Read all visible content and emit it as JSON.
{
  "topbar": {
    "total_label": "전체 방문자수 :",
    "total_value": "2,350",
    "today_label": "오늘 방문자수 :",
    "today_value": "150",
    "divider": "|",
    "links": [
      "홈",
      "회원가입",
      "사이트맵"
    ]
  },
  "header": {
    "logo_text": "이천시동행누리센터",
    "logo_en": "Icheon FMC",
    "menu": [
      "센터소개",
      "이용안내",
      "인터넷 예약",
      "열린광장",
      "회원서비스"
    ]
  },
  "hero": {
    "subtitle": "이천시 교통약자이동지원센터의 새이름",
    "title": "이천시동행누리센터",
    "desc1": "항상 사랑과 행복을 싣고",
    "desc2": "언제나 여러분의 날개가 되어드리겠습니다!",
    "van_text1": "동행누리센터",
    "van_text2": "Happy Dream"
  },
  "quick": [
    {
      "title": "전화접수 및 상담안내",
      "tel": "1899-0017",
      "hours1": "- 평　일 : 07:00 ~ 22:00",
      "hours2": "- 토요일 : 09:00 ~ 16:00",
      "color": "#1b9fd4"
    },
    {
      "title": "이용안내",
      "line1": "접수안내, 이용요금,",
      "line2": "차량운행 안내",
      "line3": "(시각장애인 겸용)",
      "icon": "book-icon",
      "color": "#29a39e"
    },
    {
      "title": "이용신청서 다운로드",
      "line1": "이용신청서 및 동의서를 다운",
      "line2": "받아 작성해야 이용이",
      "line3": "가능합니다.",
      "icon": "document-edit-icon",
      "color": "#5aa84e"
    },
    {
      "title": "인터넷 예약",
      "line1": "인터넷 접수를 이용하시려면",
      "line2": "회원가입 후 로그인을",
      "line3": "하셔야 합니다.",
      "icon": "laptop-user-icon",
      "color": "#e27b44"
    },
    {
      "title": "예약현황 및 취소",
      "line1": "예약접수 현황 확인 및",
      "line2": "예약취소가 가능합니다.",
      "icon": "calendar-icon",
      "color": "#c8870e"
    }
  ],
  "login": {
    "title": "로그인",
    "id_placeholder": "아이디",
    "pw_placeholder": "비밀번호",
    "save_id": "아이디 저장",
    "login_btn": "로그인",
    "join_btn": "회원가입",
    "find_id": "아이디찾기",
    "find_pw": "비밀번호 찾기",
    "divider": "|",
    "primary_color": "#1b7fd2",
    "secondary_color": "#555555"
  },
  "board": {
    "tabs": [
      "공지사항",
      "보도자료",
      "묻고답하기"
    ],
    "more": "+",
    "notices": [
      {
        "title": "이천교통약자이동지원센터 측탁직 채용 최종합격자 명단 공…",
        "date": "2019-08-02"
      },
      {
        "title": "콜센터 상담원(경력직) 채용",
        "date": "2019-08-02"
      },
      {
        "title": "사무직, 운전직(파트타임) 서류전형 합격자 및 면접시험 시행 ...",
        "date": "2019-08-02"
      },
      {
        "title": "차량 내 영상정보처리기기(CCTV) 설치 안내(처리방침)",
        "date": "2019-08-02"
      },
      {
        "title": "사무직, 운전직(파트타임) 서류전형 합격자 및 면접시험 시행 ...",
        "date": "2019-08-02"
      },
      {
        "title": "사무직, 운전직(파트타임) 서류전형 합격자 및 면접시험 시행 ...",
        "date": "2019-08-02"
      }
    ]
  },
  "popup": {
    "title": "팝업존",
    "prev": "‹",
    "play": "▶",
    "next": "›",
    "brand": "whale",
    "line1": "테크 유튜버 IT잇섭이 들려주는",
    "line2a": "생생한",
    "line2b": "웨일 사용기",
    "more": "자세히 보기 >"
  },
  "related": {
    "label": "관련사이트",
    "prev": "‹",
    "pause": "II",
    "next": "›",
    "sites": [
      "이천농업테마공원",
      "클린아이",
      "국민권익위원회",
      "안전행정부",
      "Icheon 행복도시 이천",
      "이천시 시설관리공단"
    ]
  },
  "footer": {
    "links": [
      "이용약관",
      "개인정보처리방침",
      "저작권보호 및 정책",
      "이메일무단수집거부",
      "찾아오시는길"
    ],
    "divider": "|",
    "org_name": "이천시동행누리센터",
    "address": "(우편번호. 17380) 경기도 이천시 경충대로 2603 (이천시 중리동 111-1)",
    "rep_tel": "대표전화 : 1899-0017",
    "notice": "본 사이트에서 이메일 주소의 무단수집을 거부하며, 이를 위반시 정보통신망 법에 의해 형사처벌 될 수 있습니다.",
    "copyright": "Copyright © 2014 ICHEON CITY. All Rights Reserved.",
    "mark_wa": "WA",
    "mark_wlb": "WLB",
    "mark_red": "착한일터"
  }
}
┄┄┄┄┄┄┄┄┄┄┄┄┄┄┄┄┄┄┄┄
> [YOUR OBJECTIVE]: Show the lines from the data above that contain the string "이천시동행누리센터".

> [COMPLETED EXERCISE]:
    "logo_text": "이천시동행누리센터",
    "title": "이천시동행누리센터",
    "org_name": "이천시동행누리센터",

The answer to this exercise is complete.